Return the listing below verbatim. Pictures do not belong in the copy.

*Given data*:
_ _ _ _

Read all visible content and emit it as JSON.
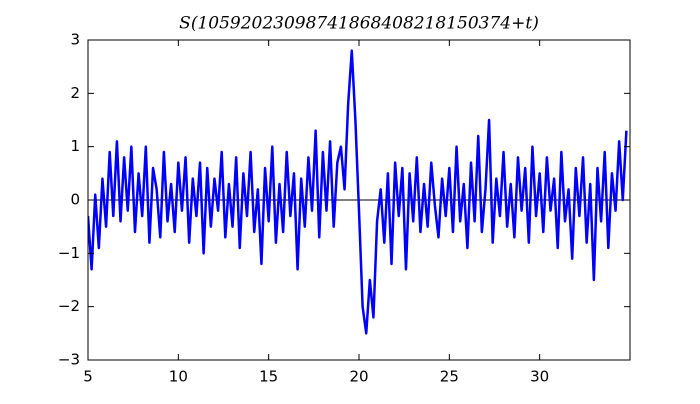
{
  "chart_data": {
    "type": "line",
    "title": "S(10592023098741868408218150374+t)",
    "x": [
      5.0,
      5.2,
      5.4,
      5.6,
      5.8,
      6.0,
      6.2,
      6.4,
      6.6,
      6.8,
      7.0,
      7.2,
      7.4,
      7.6,
      7.8,
      8.0,
      8.2,
      8.4,
      8.6,
      8.8,
      9.0,
      9.2,
      9.4,
      9.6,
      9.8,
      10.0,
      10.2,
      10.4,
      10.6,
      10.8,
      11.0,
      11.2,
      11.4,
      11.6,
      11.8,
      12.0,
      12.2,
      12.4,
      12.6,
      12.8,
      13.0,
      13.2,
      13.4,
      13.6,
      13.8,
      14.0,
      14.2,
      14.4,
      14.6,
      14.8,
      15.0,
      15.2,
      15.4,
      15.6,
      15.8,
      16.0,
      16.2,
      16.4,
      16.6,
      16.8,
      17.0,
      17.2,
      17.4,
      17.6,
      17.8,
      18.0,
      18.2,
      18.4,
      18.6,
      18.8,
      19.0,
      19.2,
      19.4,
      19.6,
      19.8,
      20.0,
      20.2,
      20.4,
      20.6,
      20.8,
      21.0,
      21.2,
      21.4,
      21.6,
      21.8,
      22.0,
      22.2,
      22.4,
      22.6,
      22.8,
      23.0,
      23.2,
      23.4,
      23.6,
      23.8,
      24.0,
      24.2,
      24.4,
      24.6,
      24.8,
      25.0,
      25.2,
      25.4,
      25.6,
      25.8,
      26.0,
      26.2,
      26.4,
      26.6,
      26.8,
      27.0,
      27.2,
      27.4,
      27.6,
      27.8,
      28.0,
      28.2,
      28.4,
      28.6,
      28.8,
      29.0,
      29.2,
      29.4,
      29.6,
      29.8,
      30.0,
      30.2,
      30.4,
      30.6,
      30.8,
      31.0,
      31.2,
      31.4,
      31.6,
      31.8,
      32.0,
      32.2,
      32.4,
      32.6,
      32.8,
      33.0,
      33.2,
      33.4,
      33.6,
      33.8,
      34.0,
      34.2,
      34.4,
      34.6,
      34.8
    ],
    "series": [
      {
        "color": "#0000ff",
        "values": [
          -0.3,
          -1.3,
          0.1,
          -0.9,
          0.4,
          -0.5,
          0.9,
          -0.3,
          1.1,
          -0.4,
          0.8,
          -0.2,
          1.0,
          -0.6,
          0.5,
          -0.3,
          1.0,
          -0.8,
          0.6,
          0.2,
          -0.7,
          0.9,
          -0.4,
          0.3,
          -0.6,
          0.7,
          -0.2,
          0.8,
          -0.8,
          0.4,
          -0.3,
          0.7,
          -1.0,
          0.6,
          -0.5,
          0.4,
          -0.2,
          0.9,
          -0.7,
          0.3,
          -0.5,
          0.8,
          -0.9,
          0.5,
          -0.3,
          0.9,
          -0.6,
          0.2,
          -1.2,
          0.6,
          -0.4,
          1.0,
          -0.8,
          0.3,
          -0.6,
          0.9,
          -0.3,
          0.5,
          -1.3,
          0.4,
          -0.5,
          0.8,
          -0.2,
          1.3,
          -0.7,
          0.9,
          -0.2,
          1.1,
          -0.5,
          0.7,
          1.0,
          0.2,
          1.8,
          2.8,
          1.5,
          -0.2,
          -2.0,
          -2.5,
          -1.5,
          -2.2,
          -0.4,
          0.2,
          -0.8,
          0.5,
          -1.2,
          0.7,
          -0.3,
          0.6,
          -1.3,
          0.5,
          -0.4,
          0.8,
          -0.6,
          0.3,
          -0.5,
          0.7,
          -0.1,
          -0.7,
          0.4,
          -0.3,
          0.6,
          -0.6,
          1.0,
          -0.4,
          0.3,
          -0.9,
          0.7,
          -0.4,
          1.2,
          -0.6,
          0.2,
          1.5,
          -0.8,
          0.4,
          -0.3,
          0.9,
          -0.5,
          0.3,
          -0.7,
          0.8,
          -0.2,
          0.6,
          -0.8,
          1.0,
          -0.3,
          0.5,
          -0.6,
          0.8,
          -0.2,
          0.4,
          -0.9,
          0.9,
          -0.4,
          0.2,
          -1.1,
          0.6,
          -0.3,
          0.8,
          -0.8,
          0.3,
          -1.5,
          0.6,
          -0.4,
          0.9,
          -0.9,
          0.5,
          -0.2,
          1.1,
          0.0,
          1.3
        ]
      }
    ],
    "reference_line": 0,
    "xlim": [
      5,
      35
    ],
    "xticks": [
      5,
      10,
      15,
      20,
      25,
      30
    ],
    "ylim": [
      -3,
      3
    ],
    "yticks": [
      {
        "value": -3,
        "label": "−3"
      },
      {
        "value": -2,
        "label": "−2"
      },
      {
        "value": -1,
        "label": "−1"
      },
      0,
      1,
      2,
      3
    ]
  }
}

_ _ _ _

*Result*:
Read all visible content and emit it as JSON.
{
  "chart_data": {
    "type": "line",
    "title": "S(10592023098741868408218150374+t)",
    "x": [
      5.0,
      5.2,
      5.4,
      5.6,
      5.8,
      6.0,
      6.2,
      6.4,
      6.6,
      6.8,
      7.0,
      7.2,
      7.4,
      7.6,
      7.8,
      8.0,
      8.2,
      8.4,
      8.6,
      8.8,
      9.0,
      9.2,
      9.4,
      9.6,
      9.8,
      10.0,
      10.2,
      10.4,
      10.6,
      10.8,
      11.0,
      11.2,
      11.4,
      11.6,
      11.8,
      12.0,
      12.2,
      12.4,
      12.6,
      12.8,
      13.0,
      13.2,
      13.4,
      13.6,
      13.8,
      14.0,
      14.2,
      14.4,
      14.6,
      14.8,
      15.0,
      15.2,
      15.4,
      15.6,
      15.8,
      16.0,
      16.2,
      16.4,
      16.6,
      16.8,
      17.0,
      17.2,
      17.4,
      17.6,
      17.8,
      18.0,
      18.2,
      18.4,
      18.6,
      18.8,
      19.0,
      19.2,
      19.4,
      19.6,
      19.8,
      20.0,
      20.2,
      20.4,
      20.6,
      20.8,
      21.0,
      21.2,
      21.4,
      21.6,
      21.8,
      22.0,
      22.2,
      22.4,
      22.6,
      22.8,
      23.0,
      23.2,
      23.4,
      23.6,
      23.8,
      24.0,
      24.2,
      24.4,
      24.6,
      24.8,
      25.0,
      25.2,
      25.4,
      25.6,
      25.8,
      26.0,
      26.2,
      26.4,
      26.6,
      26.8,
      27.0,
      27.2,
      27.4,
      27.6,
      27.8,
      28.0,
      28.2,
      28.4,
      28.6,
      28.8,
      29.0,
      29.2,
      29.4,
      29.6,
      29.8,
      30.0,
      30.2,
      30.4,
      30.6,
      30.8,
      31.0,
      31.2,
      31.4,
      31.6,
      31.8,
      32.0,
      32.2,
      32.4,
      32.6,
      32.8,
      33.0,
      33.2,
      33.4,
      33.6,
      33.8,
      34.0,
      34.2,
      34.4,
      34.6,
      34.8
    ],
    "series": [
      {
        "color": "#0000ff",
        "values": [
          -0.3,
          -1.3,
          0.1,
          -0.9,
          0.4,
          -0.5,
          0.9,
          -0.3,
          1.1,
          -0.4,
          0.8,
          -0.2,
          1.0,
          -0.6,
          0.5,
          -0.3,
          1.0,
          -0.8,
          0.6,
          0.2,
          -0.7,
          0.9,
          -0.4,
          0.3,
          -0.6,
          0.7,
          -0.2,
          0.8,
          -0.8,
          0.4,
          -0.3,
          0.7,
          -1.0,
          0.6,
          -0.5,
          0.4,
          -0.2,
          0.9,
          -0.7,
          0.3,
          -0.5,
          0.8,
          -0.9,
          0.5,
          -0.3,
          0.9,
          -0.6,
          0.2,
          -1.2,
          0.6,
          -0.4,
          1.0,
          -0.8,
          0.3,
          -0.6,
          0.9,
          -0.3,
          0.5,
          -1.3,
          0.4,
          -0.5,
          0.8,
          -0.2,
          1.3,
          -0.7,
          0.9,
          -0.2,
          1.1,
          -0.5,
          0.7,
          1.0,
          0.2,
          1.8,
          2.8,
          1.5,
          -0.2,
          -2.0,
          -2.5,
          -1.5,
          -2.2,
          -0.4,
          0.2,
          -0.8,
          0.5,
          -1.2,
          0.7,
          -0.3,
          0.6,
          -1.3,
          0.5,
          -0.4,
          0.8,
          -0.6,
          0.3,
          -0.5,
          0.7,
          -0.1,
          -0.7,
          0.4,
          -0.3,
          0.6,
          -0.6,
          1.0,
          -0.4,
          0.3,
          -0.9,
          0.7,
          -0.4,
          1.2,
          -0.6,
          0.2,
          1.5,
          -0.8,
          0.4,
          -0.3,
          0.9,
          -0.5,
          0.3,
          -0.7,
          0.8,
          -0.2,
          0.6,
          -0.8,
          1.0,
          -0.3,
          0.5,
          -0.6,
          0.8,
          -0.2,
          0.4,
          -0.9,
          0.9,
          -0.4,
          0.2,
          -1.1,
          0.6,
          -0.3,
          0.8,
          -0.8,
          0.3,
          -1.5,
          0.6,
          -0.4,
          0.9,
          -0.9,
          0.5,
          -0.2,
          1.1,
          0.0,
          1.3
        ]
      }
    ],
    "reference_line": 0,
    "xlim": [
      5,
      35
    ],
    "xticks": [
      5,
      10,
      15,
      20,
      25,
      30
    ],
    "ylim": [
      -3,
      3
    ],
    "yticks": [
      {
        "value": -3,
        "label": "−3"
      },
      {
        "value": -2,
        "label": "−2"
      },
      {
        "value": -1,
        "label": "−1"
      },
      0,
      1,
      2,
      3
    ]
  }
}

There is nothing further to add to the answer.